Copy each line exactly. Leave nothing out.

:: DATA RECORDS ::

⁂

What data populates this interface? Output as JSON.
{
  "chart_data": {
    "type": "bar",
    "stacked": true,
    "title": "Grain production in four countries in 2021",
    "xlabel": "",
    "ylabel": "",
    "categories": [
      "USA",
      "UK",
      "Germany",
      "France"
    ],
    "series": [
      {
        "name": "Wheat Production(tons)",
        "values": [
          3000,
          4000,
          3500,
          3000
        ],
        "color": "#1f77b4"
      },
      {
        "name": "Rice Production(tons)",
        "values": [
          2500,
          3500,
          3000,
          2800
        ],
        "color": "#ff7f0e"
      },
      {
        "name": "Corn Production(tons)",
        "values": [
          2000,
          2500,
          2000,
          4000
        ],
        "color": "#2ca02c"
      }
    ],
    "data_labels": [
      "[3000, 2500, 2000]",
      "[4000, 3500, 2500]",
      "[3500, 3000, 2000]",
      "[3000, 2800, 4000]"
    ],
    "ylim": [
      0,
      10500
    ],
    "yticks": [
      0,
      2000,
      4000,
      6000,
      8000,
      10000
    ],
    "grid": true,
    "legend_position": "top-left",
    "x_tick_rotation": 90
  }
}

⁂

:: ANSWER FOR THIS EXERCISE ::
What data populates this interface? Output as JSON.
{
  "chart_data": {
    "type": "bar",
    "stacked": true,
    "title": "Grain production in four countries in 2021",
    "xlabel": "",
    "ylabel": "",
    "categories": [
      "USA",
      "UK",
      "Germany",
      "France"
    ],
    "series": [
      {
        "name": "Wheat Production(tons)",
        "values": [
          3000,
          4000,
          3500,
          3000
        ],
        "color": "#1f77b4"
      },
      {
        "name": "Rice Production(tons)",
        "values": [
          2500,
          3500,
          3000,
          2800
        ],
        "color": "#ff7f0e"
      },
      {
        "name": "Corn Production(tons)",
        "values": [
          2000,
          2500,
          2000,
          4000
        ],
        "color": "#2ca02c"
      }
    ],
    "data_labels": [
      "[3000, 2500, 2000]",
      "[4000, 3500, 2500]",
      "[3500, 3000, 2000]",
      "[3000, 2800, 4000]"
    ],
    "ylim": [
      0,
      10500
    ],
    "yticks": [
      0,
      2000,
      4000,
      6000,
      8000,
      10000
    ],
    "grid": true,
    "legend_position": "top-left",
    "x_tick_rotation": 90
  }
}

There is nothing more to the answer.